THE REQUEST
Check each line of the material below, and copy it if it holds the string "Island".

________________

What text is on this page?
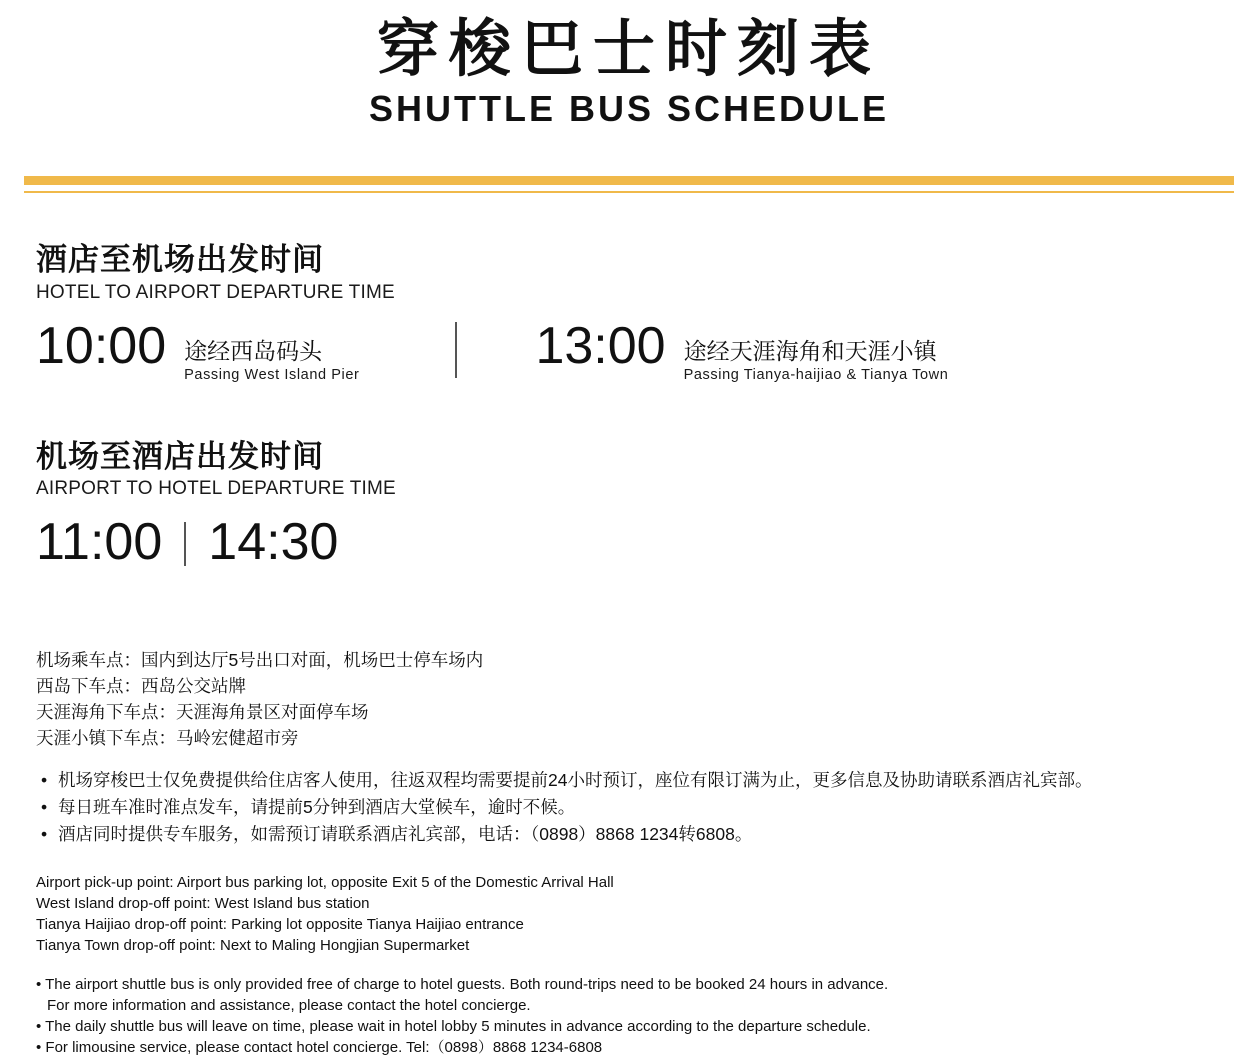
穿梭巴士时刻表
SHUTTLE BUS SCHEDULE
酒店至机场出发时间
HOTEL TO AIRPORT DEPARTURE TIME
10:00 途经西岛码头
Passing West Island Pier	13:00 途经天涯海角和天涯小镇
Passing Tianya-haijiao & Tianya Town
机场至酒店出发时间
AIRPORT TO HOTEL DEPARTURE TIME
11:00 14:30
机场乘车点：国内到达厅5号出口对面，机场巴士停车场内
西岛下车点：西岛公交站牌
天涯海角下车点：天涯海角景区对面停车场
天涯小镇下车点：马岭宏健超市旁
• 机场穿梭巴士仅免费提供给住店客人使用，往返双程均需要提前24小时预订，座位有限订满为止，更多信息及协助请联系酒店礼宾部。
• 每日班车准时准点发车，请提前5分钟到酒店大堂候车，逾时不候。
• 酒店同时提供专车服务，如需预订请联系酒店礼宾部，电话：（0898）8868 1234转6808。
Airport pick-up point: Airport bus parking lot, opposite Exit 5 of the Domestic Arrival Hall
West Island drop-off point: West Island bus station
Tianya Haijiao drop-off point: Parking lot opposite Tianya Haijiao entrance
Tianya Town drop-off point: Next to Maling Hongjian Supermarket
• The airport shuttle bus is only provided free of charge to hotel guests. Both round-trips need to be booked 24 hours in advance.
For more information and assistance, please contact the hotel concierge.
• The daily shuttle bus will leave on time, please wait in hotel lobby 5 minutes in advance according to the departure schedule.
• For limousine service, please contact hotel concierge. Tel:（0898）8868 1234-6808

________________

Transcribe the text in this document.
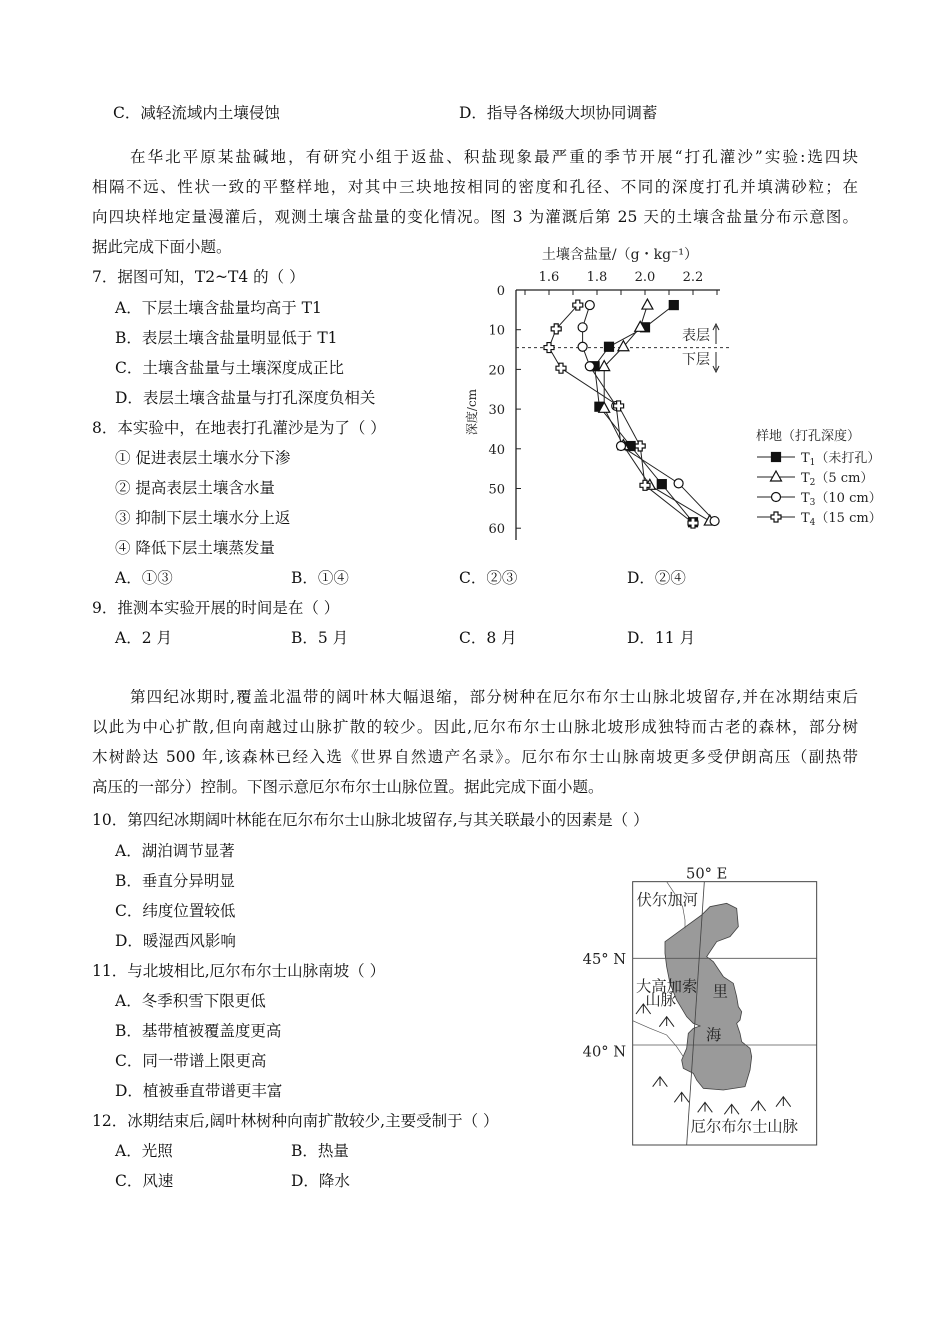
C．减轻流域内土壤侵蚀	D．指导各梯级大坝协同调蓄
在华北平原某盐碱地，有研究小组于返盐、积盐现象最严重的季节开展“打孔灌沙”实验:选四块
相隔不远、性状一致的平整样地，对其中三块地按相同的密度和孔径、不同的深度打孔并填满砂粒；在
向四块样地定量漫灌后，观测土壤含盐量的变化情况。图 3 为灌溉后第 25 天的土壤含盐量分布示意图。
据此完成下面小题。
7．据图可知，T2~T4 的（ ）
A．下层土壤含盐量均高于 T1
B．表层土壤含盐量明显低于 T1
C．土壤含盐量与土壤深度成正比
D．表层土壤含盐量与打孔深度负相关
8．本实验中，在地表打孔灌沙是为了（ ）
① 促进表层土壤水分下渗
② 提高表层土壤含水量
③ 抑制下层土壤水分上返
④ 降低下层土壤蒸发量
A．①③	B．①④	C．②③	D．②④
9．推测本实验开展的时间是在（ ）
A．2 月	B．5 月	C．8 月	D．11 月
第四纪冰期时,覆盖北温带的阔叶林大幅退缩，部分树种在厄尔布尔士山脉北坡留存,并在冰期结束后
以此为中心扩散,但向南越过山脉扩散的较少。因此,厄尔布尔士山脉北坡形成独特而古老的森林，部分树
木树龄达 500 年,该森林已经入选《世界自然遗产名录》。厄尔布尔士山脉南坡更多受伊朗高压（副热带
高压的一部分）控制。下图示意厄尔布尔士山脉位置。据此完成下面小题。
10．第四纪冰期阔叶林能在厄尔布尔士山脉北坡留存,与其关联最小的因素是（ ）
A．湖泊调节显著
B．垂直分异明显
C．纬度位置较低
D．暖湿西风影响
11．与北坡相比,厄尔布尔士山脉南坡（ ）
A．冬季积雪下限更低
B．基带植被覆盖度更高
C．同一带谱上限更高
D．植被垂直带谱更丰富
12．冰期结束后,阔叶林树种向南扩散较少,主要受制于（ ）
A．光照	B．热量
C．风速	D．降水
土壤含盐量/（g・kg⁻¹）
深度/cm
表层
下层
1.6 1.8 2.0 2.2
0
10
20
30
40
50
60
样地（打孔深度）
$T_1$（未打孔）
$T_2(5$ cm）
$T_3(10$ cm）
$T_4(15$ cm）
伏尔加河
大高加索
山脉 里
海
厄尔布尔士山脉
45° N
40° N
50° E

________________

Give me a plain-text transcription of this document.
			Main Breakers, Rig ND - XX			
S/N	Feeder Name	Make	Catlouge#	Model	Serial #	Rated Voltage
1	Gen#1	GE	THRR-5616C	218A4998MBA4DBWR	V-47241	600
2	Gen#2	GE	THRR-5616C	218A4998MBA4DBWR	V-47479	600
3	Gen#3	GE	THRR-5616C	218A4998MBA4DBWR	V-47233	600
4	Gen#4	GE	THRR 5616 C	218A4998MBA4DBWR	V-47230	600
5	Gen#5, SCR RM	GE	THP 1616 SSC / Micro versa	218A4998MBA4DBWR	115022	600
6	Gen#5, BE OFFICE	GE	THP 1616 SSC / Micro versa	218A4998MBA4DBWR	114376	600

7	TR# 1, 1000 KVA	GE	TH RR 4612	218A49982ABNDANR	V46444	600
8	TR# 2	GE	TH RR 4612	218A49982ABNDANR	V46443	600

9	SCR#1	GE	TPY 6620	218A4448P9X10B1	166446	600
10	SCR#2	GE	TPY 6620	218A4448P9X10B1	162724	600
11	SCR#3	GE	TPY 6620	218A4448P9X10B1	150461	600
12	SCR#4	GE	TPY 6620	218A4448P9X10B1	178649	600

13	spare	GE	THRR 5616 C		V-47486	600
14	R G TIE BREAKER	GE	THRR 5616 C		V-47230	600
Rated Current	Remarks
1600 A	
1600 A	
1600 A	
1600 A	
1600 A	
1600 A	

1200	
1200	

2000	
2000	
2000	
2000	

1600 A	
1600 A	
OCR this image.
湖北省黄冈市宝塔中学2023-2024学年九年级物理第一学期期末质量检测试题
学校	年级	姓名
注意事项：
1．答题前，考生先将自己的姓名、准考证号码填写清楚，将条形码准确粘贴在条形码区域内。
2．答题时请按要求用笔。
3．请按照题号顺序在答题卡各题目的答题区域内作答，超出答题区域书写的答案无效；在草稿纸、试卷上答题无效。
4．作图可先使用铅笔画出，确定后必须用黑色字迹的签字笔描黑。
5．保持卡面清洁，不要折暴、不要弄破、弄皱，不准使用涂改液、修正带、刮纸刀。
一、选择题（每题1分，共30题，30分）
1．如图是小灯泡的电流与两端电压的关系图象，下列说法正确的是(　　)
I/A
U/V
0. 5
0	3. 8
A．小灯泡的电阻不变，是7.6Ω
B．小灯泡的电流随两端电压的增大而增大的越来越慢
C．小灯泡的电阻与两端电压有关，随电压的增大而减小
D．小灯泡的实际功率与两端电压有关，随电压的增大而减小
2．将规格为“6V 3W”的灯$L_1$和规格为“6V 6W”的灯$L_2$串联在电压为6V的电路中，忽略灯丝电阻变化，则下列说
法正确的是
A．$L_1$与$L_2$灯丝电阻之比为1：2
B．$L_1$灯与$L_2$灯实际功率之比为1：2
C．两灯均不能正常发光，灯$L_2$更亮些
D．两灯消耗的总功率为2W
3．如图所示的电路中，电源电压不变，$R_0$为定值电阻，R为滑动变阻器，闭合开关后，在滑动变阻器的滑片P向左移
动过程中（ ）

________________

FINAL RESULT
Passing West Island Pier	13:00 途经天涯海角和天涯小镇
West Island drop-off point: West Island bus station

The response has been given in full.